Exact repetition of every entry is required.

------------------------------

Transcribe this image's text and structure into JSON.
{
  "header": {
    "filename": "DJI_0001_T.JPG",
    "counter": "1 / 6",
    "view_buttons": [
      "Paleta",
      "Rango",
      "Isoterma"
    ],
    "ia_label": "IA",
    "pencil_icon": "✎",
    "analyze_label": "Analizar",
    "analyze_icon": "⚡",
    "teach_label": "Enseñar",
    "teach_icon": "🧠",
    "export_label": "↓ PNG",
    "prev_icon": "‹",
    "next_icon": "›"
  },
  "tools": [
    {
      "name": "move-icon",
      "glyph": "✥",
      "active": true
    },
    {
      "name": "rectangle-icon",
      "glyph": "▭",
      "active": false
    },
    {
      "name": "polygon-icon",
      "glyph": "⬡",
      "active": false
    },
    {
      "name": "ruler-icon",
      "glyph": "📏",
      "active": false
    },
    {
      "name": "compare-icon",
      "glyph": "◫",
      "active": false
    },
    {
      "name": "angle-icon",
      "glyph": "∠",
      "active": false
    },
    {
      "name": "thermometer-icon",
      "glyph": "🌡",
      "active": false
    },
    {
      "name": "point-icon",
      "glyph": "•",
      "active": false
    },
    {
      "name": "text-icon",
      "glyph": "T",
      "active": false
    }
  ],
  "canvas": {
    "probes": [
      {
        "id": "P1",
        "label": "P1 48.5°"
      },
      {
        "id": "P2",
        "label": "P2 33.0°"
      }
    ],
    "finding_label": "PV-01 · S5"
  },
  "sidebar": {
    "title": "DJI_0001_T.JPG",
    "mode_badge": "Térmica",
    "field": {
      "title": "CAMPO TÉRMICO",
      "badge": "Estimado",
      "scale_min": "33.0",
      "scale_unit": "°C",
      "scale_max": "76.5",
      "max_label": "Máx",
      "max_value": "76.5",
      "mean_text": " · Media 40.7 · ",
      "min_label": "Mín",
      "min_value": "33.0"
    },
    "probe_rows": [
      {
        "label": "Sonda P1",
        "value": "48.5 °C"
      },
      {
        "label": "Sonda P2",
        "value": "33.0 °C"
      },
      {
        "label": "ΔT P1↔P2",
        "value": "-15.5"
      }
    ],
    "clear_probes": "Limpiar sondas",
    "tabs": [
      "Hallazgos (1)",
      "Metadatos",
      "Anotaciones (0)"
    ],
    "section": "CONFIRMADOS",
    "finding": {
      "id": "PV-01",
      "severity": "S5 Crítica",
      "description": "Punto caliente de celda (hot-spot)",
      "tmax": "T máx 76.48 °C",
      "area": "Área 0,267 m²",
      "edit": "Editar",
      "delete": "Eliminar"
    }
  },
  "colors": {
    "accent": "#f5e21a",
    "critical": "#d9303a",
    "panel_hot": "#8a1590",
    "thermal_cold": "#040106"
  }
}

------------------------------

Complete output:
Transcribe this image's text and structure into JSON.
{
  "header": {
    "filename": "DJI_0001_T.JPG",
    "counter": "1 / 6",
    "view_buttons": [
      "Paleta",
      "Rango",
      "Isoterma"
    ],
    "ia_label": "IA",
    "pencil_icon": "✎",
    "analyze_label": "Analizar",
    "analyze_icon": "⚡",
    "teach_label": "Enseñar",
    "teach_icon": "🧠",
    "export_label": "↓ PNG",
    "prev_icon": "‹",
    "next_icon": "›"
  },
  "tools": [
    {
      "name": "move-icon",
      "glyph": "✥",
      "active": true
    },
    {
      "name": "rectangle-icon",
      "glyph": "▭",
      "active": false
    },
    {
      "name": "polygon-icon",
      "glyph": "⬡",
      "active": false
    },
    {
      "name": "ruler-icon",
      "glyph": "📏",
      "active": false
    },
    {
      "name": "compare-icon",
      "glyph": "◫",
      "active": false
    },
    {
      "name": "angle-icon",
      "glyph": "∠",
      "active": false
    },
    {
      "name": "thermometer-icon",
      "glyph": "🌡",
      "active": false
    },
    {
      "name": "point-icon",
      "glyph": "•",
      "active": false
    },
    {
      "name": "text-icon",
      "glyph": "T",
      "active": false
    }
  ],
  "canvas": {
    "probes": [
      {
        "id": "P1",
        "label": "P1 48.5°"
      },
      {
        "id": "P2",
        "label": "P2 33.0°"
      }
    ],
    "finding_label": "PV-01 · S5"
  },
  "sidebar": {
    "title": "DJI_0001_T.JPG",
    "mode_badge": "Térmica",
    "field": {
      "title": "CAMPO TÉRMICO",
      "badge": "Estimado",
      "scale_min": "33.0",
      "scale_unit": "°C",
      "scale_max": "76.5",
      "max_label": "Máx",
      "max_value": "76.5",
      "mean_text": " · Media 40.7 · ",
      "min_label": "Mín",
      "min_value": "33.0"
    },
    "probe_rows": [
      {
        "label": "Sonda P1",
        "value": "48.5 °C"
      },
      {
        "label": "Sonda P2",
        "value": "33.0 °C"
      },
      {
        "label": "ΔT P1↔P2",
        "value": "-15.5"
      }
    ],
    "clear_probes": "Limpiar sondas",
    "tabs": [
      "Hallazgos (1)",
      "Metadatos",
      "Anotaciones (0)"
    ],
    "section": "CONFIRMADOS",
    "finding": {
      "id": "PV-01",
      "severity": "S5 Crítica",
      "description": "Punto caliente de celda (hot-spot)",
      "tmax": "T máx 76.48 °C",
      "area": "Área 0,267 m²",
      "edit": "Editar",
      "delete": "Eliminar"
    }
  },
  "colors": {
    "accent": "#f5e21a",
    "critical": "#d9303a",
    "panel_hot": "#8a1590",
    "thermal_cold": "#040106"
  }
}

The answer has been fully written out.